WHAT THE TASK ASKS
Reading the listing below, count the lines that contain the word "label" and give that count alone.

Stored data:

◇ ◇ ◇

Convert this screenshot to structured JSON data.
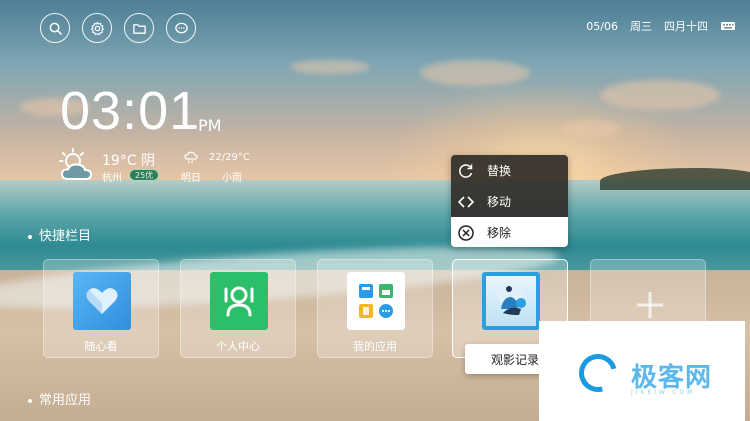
{
  "status": {
    "date": "05/06",
    "weekday": "周三",
    "lunar": "四月十四"
  },
  "clock": {
    "time": "03:01",
    "ampm": "PM"
  },
  "weather": {
    "current_temp": "19°C 阴",
    "city": "杭州",
    "aqi": "25优",
    "forecast_temp": "22/29°C",
    "forecast_day": "明日",
    "forecast_desc": "小雨"
  },
  "sections": {
    "shortcuts": "快捷栏目",
    "common_apps": "常用应用"
  },
  "tiles": [
    {
      "label": "随心看",
      "color": "#4aa7ea"
    },
    {
      "label": "个人中心",
      "color": "#2bbf6a"
    },
    {
      "label": "我的应用",
      "color": "#ffffff"
    },
    {
      "label": "观影记录",
      "color": "#2aa0e0"
    }
  ],
  "context_menu": {
    "items": [
      {
        "label": "替换",
        "icon": "refresh-icon"
      },
      {
        "label": "移动",
        "icon": "code-brackets-icon"
      },
      {
        "label": "移除",
        "icon": "close-circle-icon"
      }
    ]
  },
  "watermark": {
    "brand": "极客网",
    "sub": "JIKEIW.COM"
  },
  "colors": {
    "aqi_badge": "#2f7d59",
    "accent_blue": "#1a9be0"
  }
}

◇ ◇ ◇

SOLUTION FOR THIS TASK
7